(Collected data)
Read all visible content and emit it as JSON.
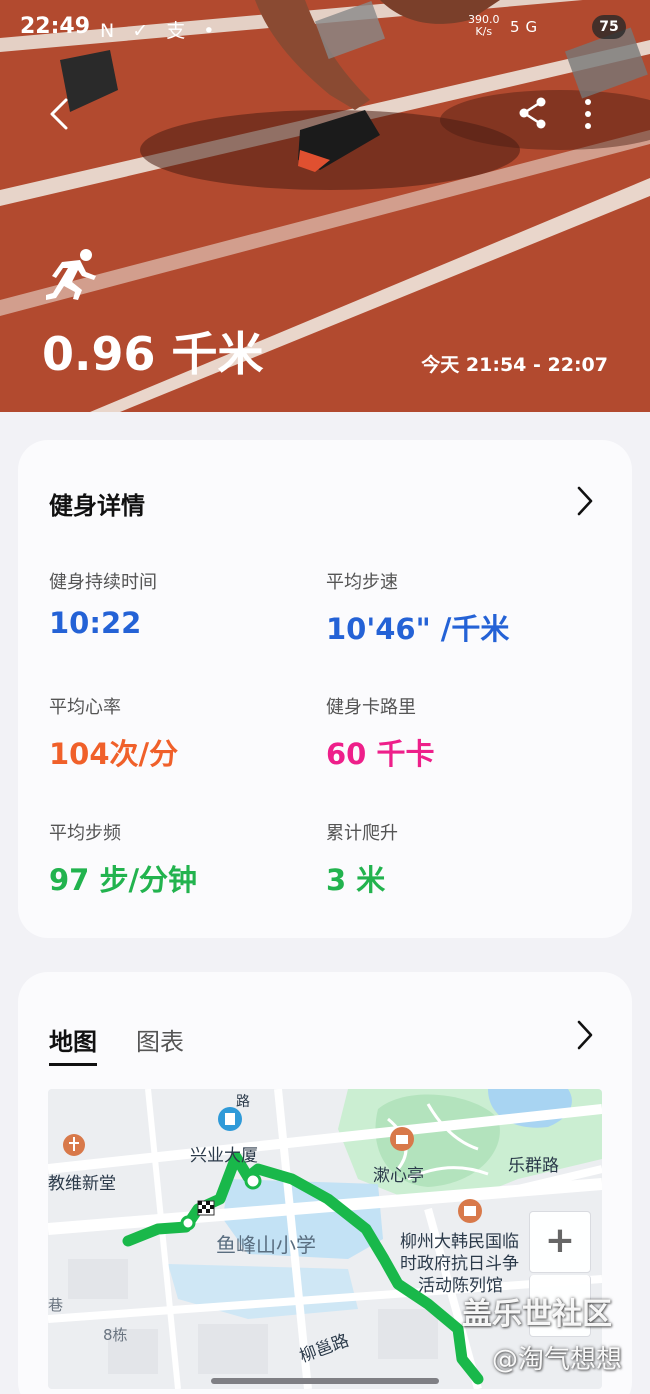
{
  "status_bar": {
    "time": "22:49",
    "left_icons": "N ✓ 支 •",
    "net_speed_value": "390.0",
    "net_speed_unit": "K/s",
    "network": "5G",
    "battery": "75"
  },
  "hero": {
    "distance": "0.96 千米",
    "time_range": "今天 21:54 - 22:07",
    "activity_icon": "running-icon"
  },
  "details_card": {
    "title": "健身详情",
    "stats": [
      {
        "label": "健身持续时间",
        "value": "10:22",
        "color": "#2462d6"
      },
      {
        "label": "平均步速",
        "value": "10'46\" /千米",
        "color": "#2462d6"
      },
      {
        "label": "平均心率",
        "value": "104次/分",
        "color": "#f0602a"
      },
      {
        "label": "健身卡路里",
        "value": "60 千卡",
        "color": "#ee1f8a"
      },
      {
        "label": "平均步频",
        "value": "97 步/分钟",
        "color": "#22b34e"
      },
      {
        "label": "累计爬升",
        "value": "3 米",
        "color": "#22b34e"
      }
    ]
  },
  "map_card": {
    "tabs": [
      "地图",
      "图表"
    ],
    "active_tab": "地图",
    "map_labels": {
      "building1": "兴业大厦",
      "church": "教维新堂",
      "pavilion": "漱心亭",
      "road1": "乐群路",
      "school": "鱼峰山小学",
      "museum": "柳州大韩民国临时政府抗日斗争活动陈列馆",
      "museum_line1": "柳州大韩民国临",
      "museum_line2": "时政府抗日斗争",
      "museum_line3": "活动陈列馆",
      "road2": "柳邕路",
      "building2": "8栋",
      "lane": "巷",
      "road_top": "路"
    },
    "zoom_in": "+",
    "route_color": "#19b84a"
  },
  "watermark": {
    "line1": "盖乐世社区",
    "line2": "@淘气想想"
  }
}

**Work to do:** Reproduce all of the data exactly, omitting each picture it holds.

**Exercise solution:**
Read all visible content and emit it as JSON.
{
  "status_bar": {
    "time": "22:49",
    "left_icons": "N ✓ 支 •",
    "net_speed_value": "390.0",
    "net_speed_unit": "K/s",
    "network": "5G",
    "battery": "75"
  },
  "hero": {
    "distance": "0.96 千米",
    "time_range": "今天 21:54 - 22:07",
    "activity_icon": "running-icon"
  },
  "details_card": {
    "title": "健身详情",
    "stats": [
      {
        "label": "健身持续时间",
        "value": "10:22",
        "color": "#2462d6"
      },
      {
        "label": "平均步速",
        "value": "10'46\" /千米",
        "color": "#2462d6"
      },
      {
        "label": "平均心率",
        "value": "104次/分",
        "color": "#f0602a"
      },
      {
        "label": "健身卡路里",
        "value": "60 千卡",
        "color": "#ee1f8a"
      },
      {
        "label": "平均步频",
        "value": "97 步/分钟",
        "color": "#22b34e"
      },
      {
        "label": "累计爬升",
        "value": "3 米",
        "color": "#22b34e"
      }
    ]
  },
  "map_card": {
    "tabs": [
      "地图",
      "图表"
    ],
    "active_tab": "地图",
    "map_labels": {
      "building1": "兴业大厦",
      "church": "教维新堂",
      "pavilion": "漱心亭",
      "road1": "乐群路",
      "school": "鱼峰山小学",
      "museum": "柳州大韩民国临时政府抗日斗争活动陈列馆",
      "museum_line1": "柳州大韩民国临",
      "museum_line2": "时政府抗日斗争",
      "museum_line3": "活动陈列馆",
      "road2": "柳邕路",
      "building2": "8栋",
      "lane": "巷",
      "road_top": "路"
    },
    "zoom_in": "+",
    "route_color": "#19b84a"
  },
  "watermark": {
    "line1": "盖乐世社区",
    "line2": "@淘气想想"
  }
}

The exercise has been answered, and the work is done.